(Records from a data source)
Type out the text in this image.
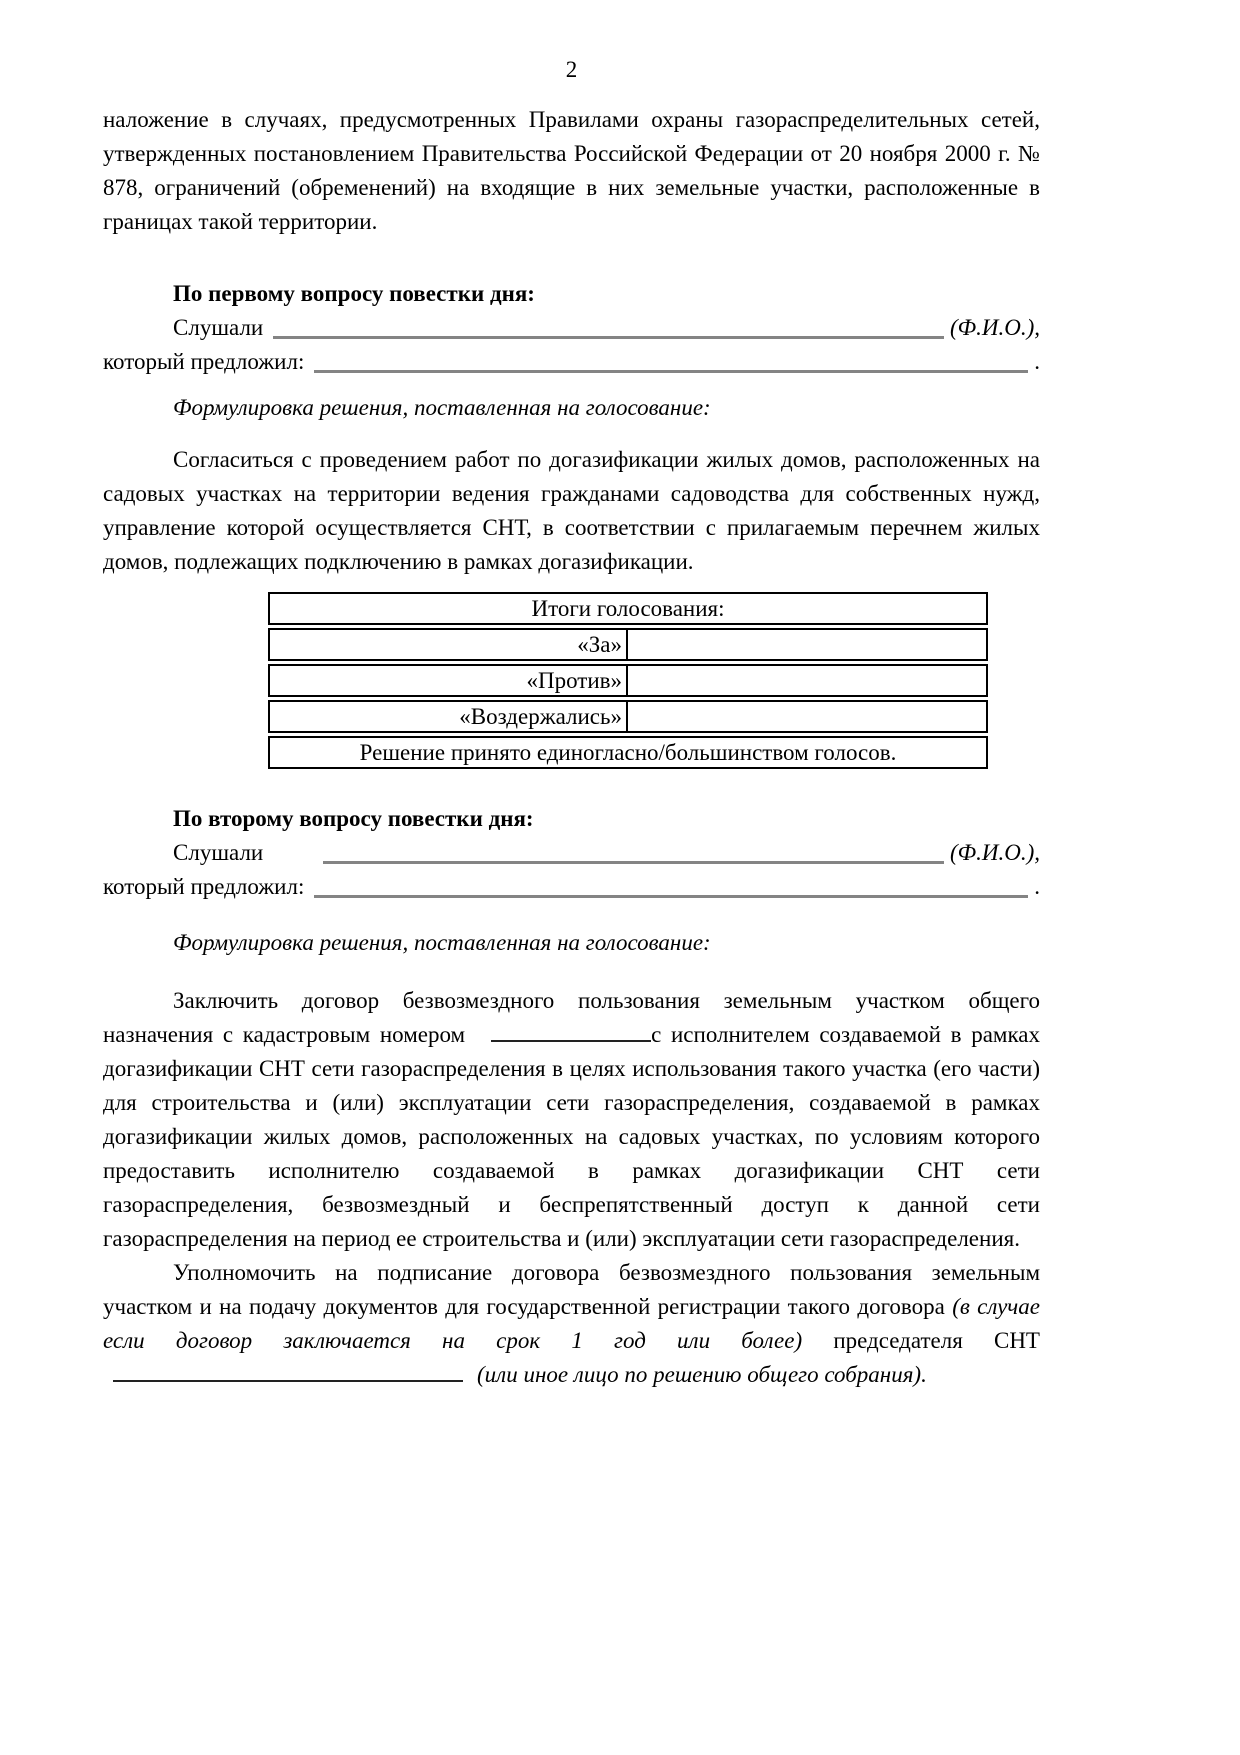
2

наложение в случаях, предусмотренных Правилами охраны газораспределительных сетей, утвержденных постановлением Правительства Российской Федерации от 20 ноября 2000 г. № 878, ограничений (обременений) на входящие в них земельные участки, расположенные в границах такой территории.

По первому вопросу повестки дня:

Слушали	(Ф.И.О.),
который предложил:	.

Формулировка решения, поставленная на голосование:

Согласиться с проведением работ по догазификации жилых домов, расположенных на садовых участках на территории ведения гражданами садоводства для собственных нужд, управление которой осуществляется СНТ, в соответствии с прилагаемым перечнем жилых домов, подлежащих подключению в рамках догазификации.

Итоги голосования:	
«За»	
«Против»	
«Воздержались»	
Решение принято единогласно/большинством голосов.	

По второму вопросу повестки дня:

Слушали	(Ф.И.О.),
который предложил:	.

Формулировка решения, поставленная на голосование:

Заключить договор безвозмездного пользования земельным участком общего назначения с кадастровым номером	с исполнителем создаваемой в рамках догазификации СНТ сети газораспределения в целях использования такого участка (его части) для строительства и (или) эксплуатации сети газораспределения, создаваемой в рамках догазификации жилых домов, расположенных на садовых участках, по условиям которого предоставить исполнителю создаваемой в рамках догазификации СНТ сети газораспределения, безвозмездный и беспрепятственный доступ к данной сети газораспределения на период ее строительства и (или) эксплуатации сети газораспределения.

Уполномочить на подписание договора безвозмездного пользования земельным участком и на подачу документов для государственной регистрации такого договора (в случае если договор заключается на срок 1 год или более) председателя СНТ(или иное лицо по решению общего собрания).
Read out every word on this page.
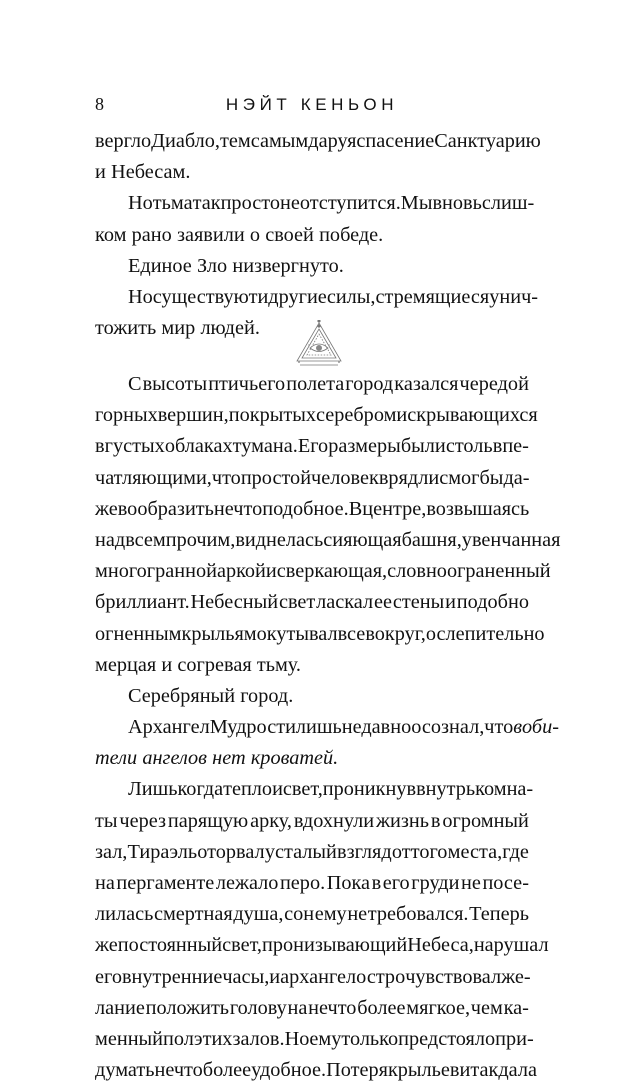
8	НЭЙТ КЕНЬОН
вергло Диабло, тем самым даруя спасение Санктуарию
и Небесам.
Но тьма так просто не отступится. Мы вновь слиш-
ком рано заявили о своей победе.
Единое Зло низвергнуто.
Но существуют и другие силы, стремящиеся унич-
тожить мир людей.
С высоты птичьего полета город казался чередой
горных вершин, покрытых серебром и скрывающихся
в густых облаках тумана. Его размеры были столь впе-
чатляющими, что простой человек вряд ли смог бы да-
же вообразить нечто подобное. В центре, возвышаясь
над всем прочим, виднелась сияющая башня, увенчанная
многогранной аркой и сверкающая, словно ограненный
бриллиант. Небесный свет ласкал ее стены и подобно
огненным крыльям окутывал все вокруг, ослепительно
мерцая и согревая тьму.
Серебряный город.
Архангел Мудрости лишь недавно осознал, что в оби-
тели ангелов нет кроватей.
Лишь когда тепло и свет, проникнув внутрь комна-
ты через парящую арку, вдохнули жизнь в огромный
зал, Тираэль оторвал усталый взгляд от того места, где
на пергаменте лежало перо. Пока в его груди не посе-
лилась смертная душа, сон ему не требовался. Теперь
же постоянный свет, пронизывающий Небеса, нарушал
его внутренние часы, и архангел остро чувствовал же-
лание положить голову на нечто более мягкое, чем ка-
менный пол этих залов. Но ему только предстояло при-
думать нечто более удобное. Потеря крыльев и так дала
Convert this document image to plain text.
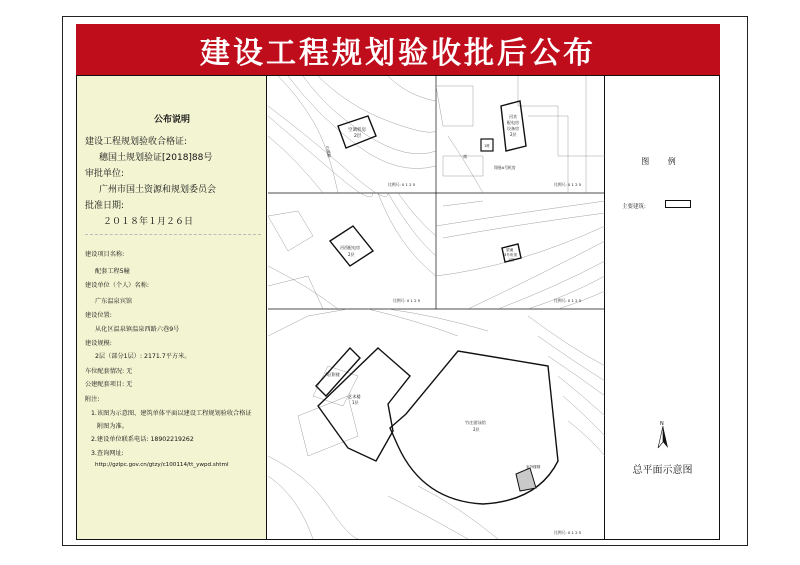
建设工程规划验收批后公布
公布说明
建设工程规划验收合格证:
穗国土规划验证[2018]88号
审批单位:
广州市国土资源和规划委员会
批准日期:
２０１８年１月２６日
建设项目名称:
配套工程5幢
建设单位（个人）名称:
广东温泉宾馆
建设位置:
从化区温泉镇温泉西路六巷9号
建设规模:
2层（部分1层）: 2171.7平方米。
车位配套情况: 无
公建配套项目: 无
附注:
1.该图为示意图、建筑单体平面以建设工程规划验收合格证
附图为准。
2.建设单位联系电话: 18902219262
3.查询网址:
http://gzlpc.gov.cn/gtzy/c100114/tt_ywpd.shtml
空调机房
2层
山道路
比例尺: 0 1 2 5
河宾
配电房
设备房
2层
1栋
商
翔展A号机房
比例尺: 0 1 2 5
河西配电房
2层
比例尺: 0 1 2 5
望溪
3号所顶
1层
比例尺: 0 1 2 5
A区附楼
艺术楼
1层
竹庄游泳馆
2层
室外楼梯
比例尺: 0 1 2 5
图 例
主要建筑:
N
总平面示意图
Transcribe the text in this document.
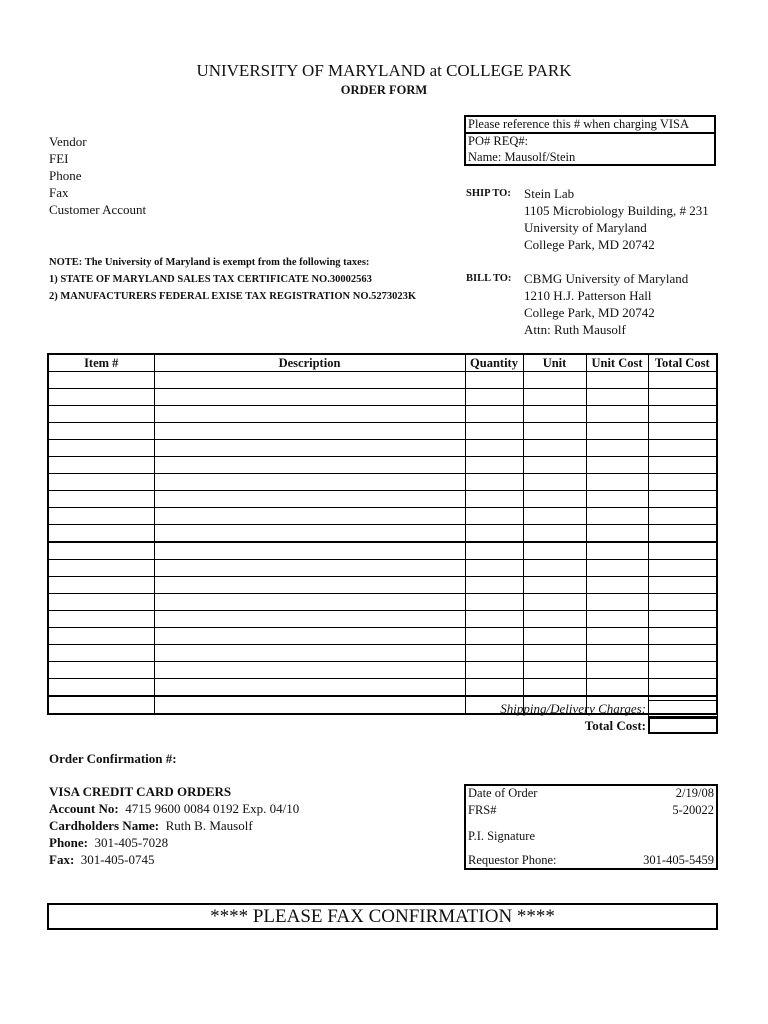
UNIVERSITY OF MARYLAND at COLLEGE PARK
ORDER FORM
Vendor
FEI
Phone
Fax
Customer Account
Please reference this # when charging VISA
PO# REQ#:
Name: Mausolf/Stein
NOTE: The University of Maryland is exempt from the following taxes:
1) STATE OF MARYLAND SALES TAX CERTIFICATE NO.30002563
2) MANUFACTURERS FEDERAL EXISE TAX REGISTRATION NO.5273023K
SHIP TO: Stein Lab
1105 Microbiology Building, # 231
University of Maryland
College Park, MD 20742
BILL TO: CBMG University of Maryland
1210 H.J. Patterson Hall
College Park, MD 20742
Attn: Ruth Mausolf
Item #	Description	Quantity	Unit	Unit Cost	Total Cost

Shipping/Delivery Charges:
Total Cost:
Order Confirmation #:
VISA CREDIT CARD ORDERS
Account No: 4715 9600 0084 0192 Exp. 04/10
Cardholders Name: Ruth B. Mausolf
Phone: 301-405-7028
Fax: 301-405-0745
Date of Order	2/19/08
FRS#	5-20022
P.I. Signature
Requestor Phone:	301-405-5459
**** PLEASE FAX CONFIRMATION ****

(EXERCISE GOAL) Return the whole listing, word for word, and leave out every picture.

(ANSWER IN FULL)
Type out the text in this image.
2

наложение в случаях, предусмотренных Правилами охраны газораспределительных сетей, утвержденных постановлением Правительства Российской Федерации от 20 ноября 2000 г. № 878, ограничений (обременений) на входящие в них земельные участки, расположенные в границах такой территории.

По первому вопросу повестки дня:

Слушали	(Ф.И.О.),
который предложил:	.

Формулировка решения, поставленная на голосование:

Согласиться с проведением работ по догазификации жилых домов, расположенных на садовых участках на территории ведения гражданами садоводства для собственных нужд, управление которой осуществляется СНТ, в соответствии с прилагаемым перечнем жилых домов, подлежащих подключению в рамках догазификации.

Итоги голосования:	
«За»	
«Против»	
«Воздержались»	
Решение принято единогласно/большинством голосов.	

По второму вопросу повестки дня:

Слушали	(Ф.И.О.),
который предложил:	.

Формулировка решения, поставленная на голосование:

Заключить договор безвозмездного пользования земельным участком общего назначения с кадастровым номером	с исполнителем создаваемой в рамках догазификации СНТ сети газораспределения в целях использования такого участка (его части) для строительства и (или) эксплуатации сети газораспределения, создаваемой в рамках догазификации жилых домов, расположенных на садовых участках, по условиям которого предоставить исполнителю создаваемой в рамках догазификации СНТ сети газораспределения, безвозмездный и беспрепятственный доступ к данной сети газораспределения на период ее строительства и (или) эксплуатации сети газораспределения.

Уполномочить на подписание договора безвозмездного пользования земельным участком и на подачу документов для государственной регистрации такого договора (в случае если договор заключается на срок 1 год или более) председателя СНТ(или иное лицо по решению общего собрания).
Read out every word on this page.
8	НЭЙТ КЕНЬОН
вергло Диабло, тем самым даруя спасение Санктуарию
и Небесам.
Но тьма так просто не отступится. Мы вновь слиш-
ком рано заявили о своей победе.
Единое Зло низвергнуто.
Но существуют и другие силы, стремящиеся унич-
тожить мир людей.
С высоты птичьего полета город казался чередой
горных вершин, покрытых серебром и скрывающихся
в густых облаках тумана. Его размеры были столь впе-
чатляющими, что простой человек вряд ли смог бы да-
же вообразить нечто подобное. В центре, возвышаясь
над всем прочим, виднелась сияющая башня, увенчанная
многогранной аркой и сверкающая, словно ограненный
бриллиант. Небесный свет ласкал ее стены и подобно
огненным крыльям окутывал все вокруг, ослепительно
мерцая и согревая тьму.
Серебряный город.
Архангел Мудрости лишь недавно осознал, что в оби-
тели ангелов нет кроватей.
Лишь когда тепло и свет, проникнув внутрь комна-
ты через парящую арку, вдохнули жизнь в огромный
зал, Тираэль оторвал усталый взгляд от того места, где
на пергаменте лежало перо. Пока в его груди не посе-
лилась смертная душа, сон ему не требовался. Теперь
же постоянный свет, пронизывающий Небеса, нарушал
его внутренние часы, и архангел остро чувствовал же-
лание положить голову на нечто более мягкое, чем ка-
менный пол этих залов. Но ему только предстояло при-
думать нечто более удобное. Потеря крыльев и так дала
Convert this document image to plain text.
建设工程规划验收批后公布
公布说明
建设工程规划验收合格证:
穗国土规划验证[2018]88号
审批单位:
广州市国土资源和规划委员会
批准日期:
２０１８年１月２６日
建设项目名称:
配套工程5幢
建设单位（个人）名称:
广东温泉宾馆
建设位置:
从化区温泉镇温泉西路六巷9号
建设规模:
2层（部分1层）: 2171.7平方米。
车位配套情况: 无
公建配套项目: 无
附注:
1.该图为示意图、建筑单体平面以建设工程规划验收合格证
附图为准。
2.建设单位联系电话: 18902219262
3.查询网址:
http://gzlpc.gov.cn/gtzy/c100114/tt_ywpd.shtml
空调机房
2层
山道路
比例尺: 0 1 2 5
河宾
配电房
设备房
2层
1栋
商
翔展A号机房
比例尺: 0 1 2 5
河西配电房
2层
比例尺: 0 1 2 5
望溪
3号所顶
1层
比例尺: 0 1 2 5
A区附楼
艺术楼
1层
竹庄游泳馆
2层
室外楼梯
比例尺: 0 1 2 5
图 例
主要建筑:
N
总平面示意图
Transcribe the text in this document.
UNIVERSITY OF MARYLAND at COLLEGE PARK
ORDER FORM
Vendor
FEI
Phone
Fax
Customer Account
Please reference this # when charging VISA
PO# REQ#:
Name: Mausolf/Stein
NOTE: The University of Maryland is exempt from the following taxes:
1) STATE OF MARYLAND SALES TAX CERTIFICATE NO.30002563
2) MANUFACTURERS FEDERAL EXISE TAX REGISTRATION NO.5273023K
SHIP TO: Stein Lab
1105 Microbiology Building, # 231
University of Maryland
College Park, MD 20742
BILL TO: CBMG University of Maryland
1210 H.J. Patterson Hall
College Park, MD 20742
Attn: Ruth Mausolf
Item #	Description	Quantity	Unit	Unit Cost	Total Cost

Shipping/Delivery Charges:
Total Cost:
Order Confirmation #:
VISA CREDIT CARD ORDERS
Account No: 4715 9600 0084 0192 Exp. 04/10
Cardholders Name: Ruth B. Mausolf
Phone: 301-405-7028
Fax: 301-405-0745
Date of Order	2/19/08
FRS#	5-20022
P.I. Signature
Requestor Phone:	301-405-5459
**** PLEASE FAX CONFIRMATION ****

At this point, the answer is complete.